REQUIRED WORK
Report every line below that holds the word "COIMBATORE".
......
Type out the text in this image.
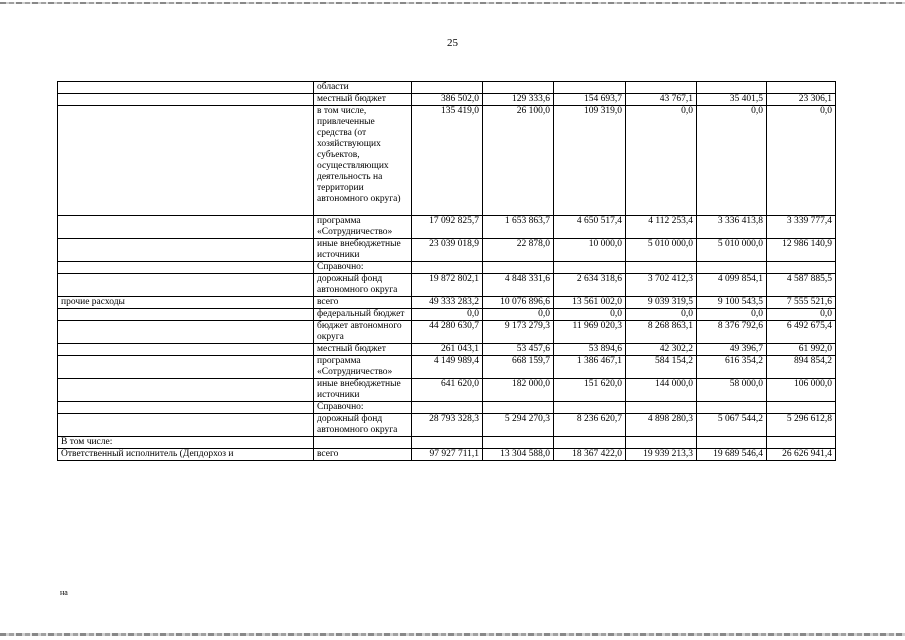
25
	области						
	местный бюджет	386 502,0	129 333,6	154 693,7	43 767,1	35 401,5	23 306,1
	в том числе, привлеченные средства (от хозяйствующих субъектов, осуществляющих деятельность на территории автономного округа)	135 419,0	26 100,0	109 319,0	0,0	0,0	0,0
	программа «Сотрудничество»	17 092 825,7	1 653 863,7	4 650 517,4	4 112 253,4	3 336 413,8	3 339 777,4
	иные внебюджетные источники	23 039 018,9	22 878,0	10 000,0	5 010 000,0	5 010 000,0	12 986 140,9
	Справочно:						
	дорожный фонд автономного округа	19 872 802,1	4 848 331,6	2 634 318,6	3 702 412,3	4 099 854,1	4 587 885,5
прочие расходы	всего	49 333 283,2	10 076 896,6	13 561 002,0	9 039 319,5	9 100 543,5	7 555 521,6
	федеральный бюджет	0,0	0,0	0,0	0,0	0,0	0,0
	бюджет автономного округа	44 280 630,7	9 173 279,3	11 969 020,3	8 268 863,1	8 376 792,6	6 492 675,4
	местный бюджет	261 043,1	53 457,6	53 894,6	42 302,2	49 396,7	61 992,0
	программа «Сотрудничество»	4 149 989,4	668 159,7	1 386 467,1	584 154,2	616 354,2	894 854,2
	иные внебюджетные источники	641 620,0	182 000,0	151 620,0	144 000,0	58 000,0	106 000,0
	Справочно:						
	дорожный фонд автономного округа	28 793 328,3	5 294 270,3	8 236 620,7	4 898 280,3	5 067 544,2	5 296 612,8
В том числе:							
Ответственный исполнитель (Депдорхоз и	всего	97 927 711,1	13 304 588,0	18 367 422,0	19 939 213,3	19 689 546,4	26 626 941,4
на
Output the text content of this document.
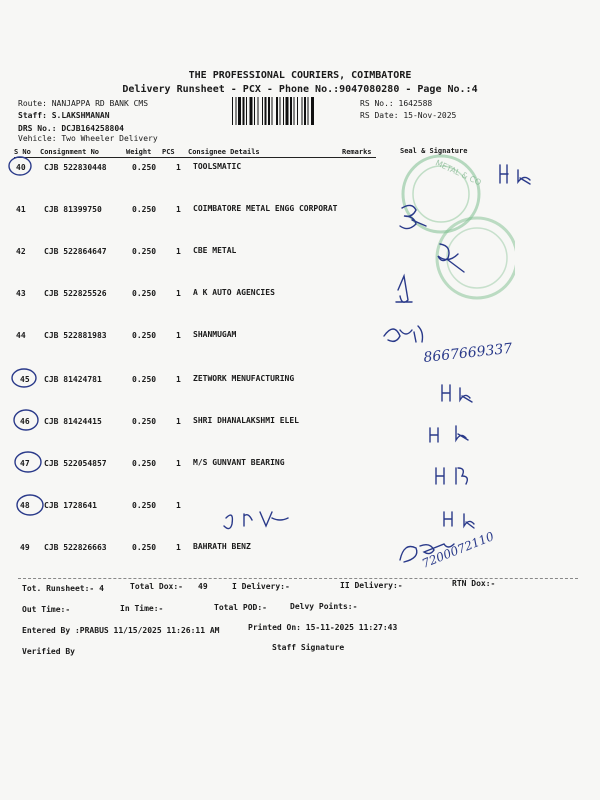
THE PROFESSIONAL COURIERS, COIMBATORE
Delivery Runsheet - PCX - Phone No.:9047080280 - Page No.:4
Route: NANJAPPA RD BANK CMS
Staff: S.LAKSHMANAN
DRS No.: DCJB164258804
Vehicle: Two Wheeler Delivery
RS No.: 1642588
RS Date: 15-Nov-2025
S No Consignment No	Weight PCS Consignee Details	Remarks	Seal & Signature
40 CJB 522830448	0.250 1 TOOLSMATIC
41 CJB 81399750	0.250 1 COIMBATORE METAL ENGG CORPORAT
42 CJB 522864647	0.250 1 CBE METAL
43 CJB 522825526	0.250 1 A K AUTO AGENCIES
44 CJB 522881983	0.250 1 SHANMUGAM
45 CJB 81424781	0.250 1 ZETWORK MENUFACTURING
46 CJB 81424415	0.250 1 SHRI DHANALAKSHMI ELEL
47 CJB 522054857	0.250 1 M/S GUNVANT BEARING
48 CJB 1728641	0.250 1
49 CJB 522826663	0.250 1 BAHRATH BENZ
METAL & CO
8667669337
7200072110
Tot. Runsheet:- 4	Total Dox:- 49	I Delivery:-	II Delivery:-	RTN Dox:-
Out Time:-	In Time:-	Total POD:-	Delvy Points:-
Entered By :PRABUS 11/15/2025 11:26:11 AM	Printed On: 15-11-2025 11:27:43
Verified By	Staff Signature
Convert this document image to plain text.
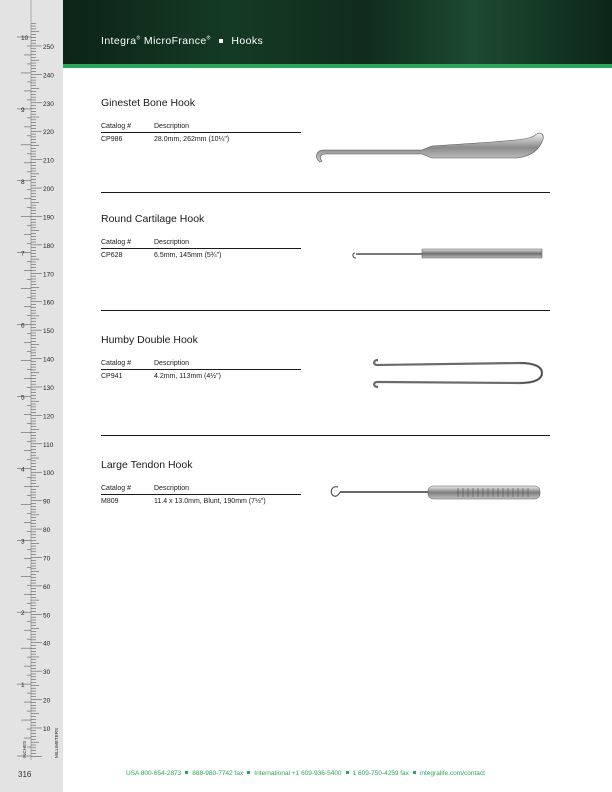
10
20
30
40
50
60
70
80
90
100
110
120
130
140
150
160
170
180
190
200
210
220
230
240
250
1
2
3
4
5
6
7
8
9
10
INCHES	MILLIMETERS
316
Integra® MicroFrance® Hooks
Ginestet Bone Hook
Catalog #	Description
CP986	28.0mm, 262mm (10¼")
Round Cartilage Hook
Catalog #	Description
CP628	6.5mm, 145mm (5¾")
Humby Double Hook
Catalog #	Description
CP941	4.2mm, 113mm (4½")
Large Tendon Hook
Catalog #	Description
M809	11.4 x 13.0mm, Blunt, 190mm (7½")
USA 800-654-2873 888-980-7742 fax International +1 609-936-5400 1 609-750-4259 fax integralife.com/contact
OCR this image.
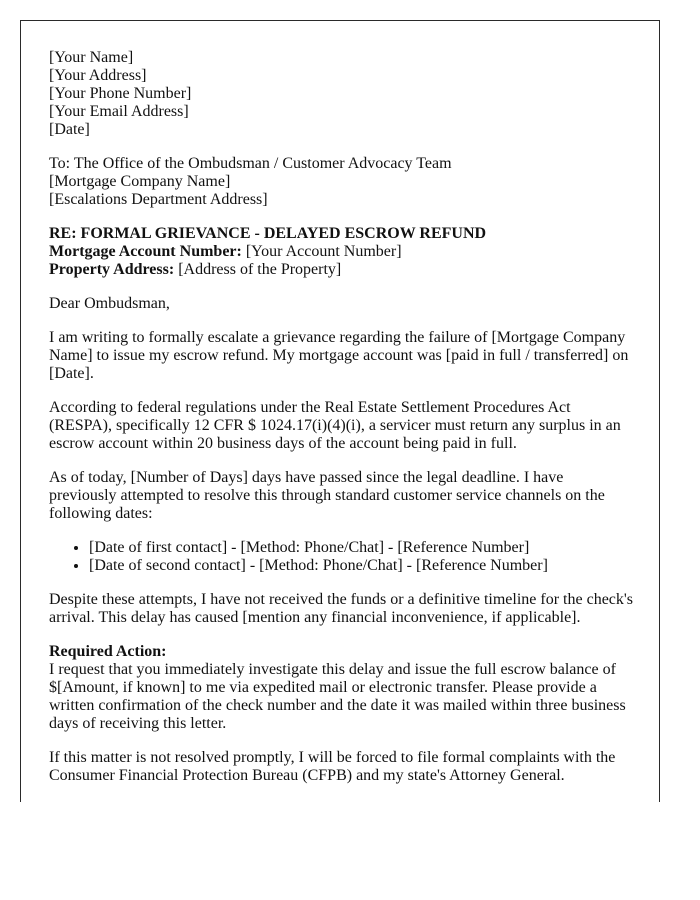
[Your Name]
[Your Address]
[Your Phone Number]
[Your Email Address]
[Date]

To: The Office of the Ombudsman / Customer Advocacy Team
[Mortgage Company Name]
[Escalations Department Address]

RE: FORMAL GRIEVANCE - DELAYED ESCROW REFUND
Mortgage Account Number: [Your Account Number]
Property Address: [Address of the Property]

Dear Ombudsman,

I am writing to formally escalate a grievance regarding the failure of [Mortgage Company Name] to issue my escrow refund. My mortgage account was [paid in full / transferred] on [Date].

According to federal regulations under the Real Estate Settlement Procedures Act (RESPA), specifically 12 CFR $ 1024.17(i)(4)(i), a servicer must return any surplus in an escrow account within 20 business days of the account being paid in full.

As of today, [Number of Days] days have passed since the legal deadline. I have previously attempted to resolve this through standard customer service channels on the following dates:

• [Date of first contact] - [Method: Phone/Chat] - [Reference Number]
• [Date of second contact] - [Method: Phone/Chat] - [Reference Number]

Despite these attempts, I have not received the funds or a definitive timeline for the check's arrival. This delay has caused [mention any financial inconvenience, if applicable].

Required Action:
I request that you immediately investigate this delay and issue the full escrow balance of $[Amount, if known] to me via expedited mail or electronic transfer. Please provide a written confirmation of the check number and the date it was mailed within three business days of receiving this letter.

If this matter is not resolved promptly, I will be forced to file formal complaints with the Consumer Financial Protection Bureau (CFPB) and my state's Attorney General.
......
COMPLETED TASK
THE PROFESSIONAL COURIERS, COIMBATORE
41 CJB 81399750	0.250 1 COIMBATORE METAL ENGG CORPORAT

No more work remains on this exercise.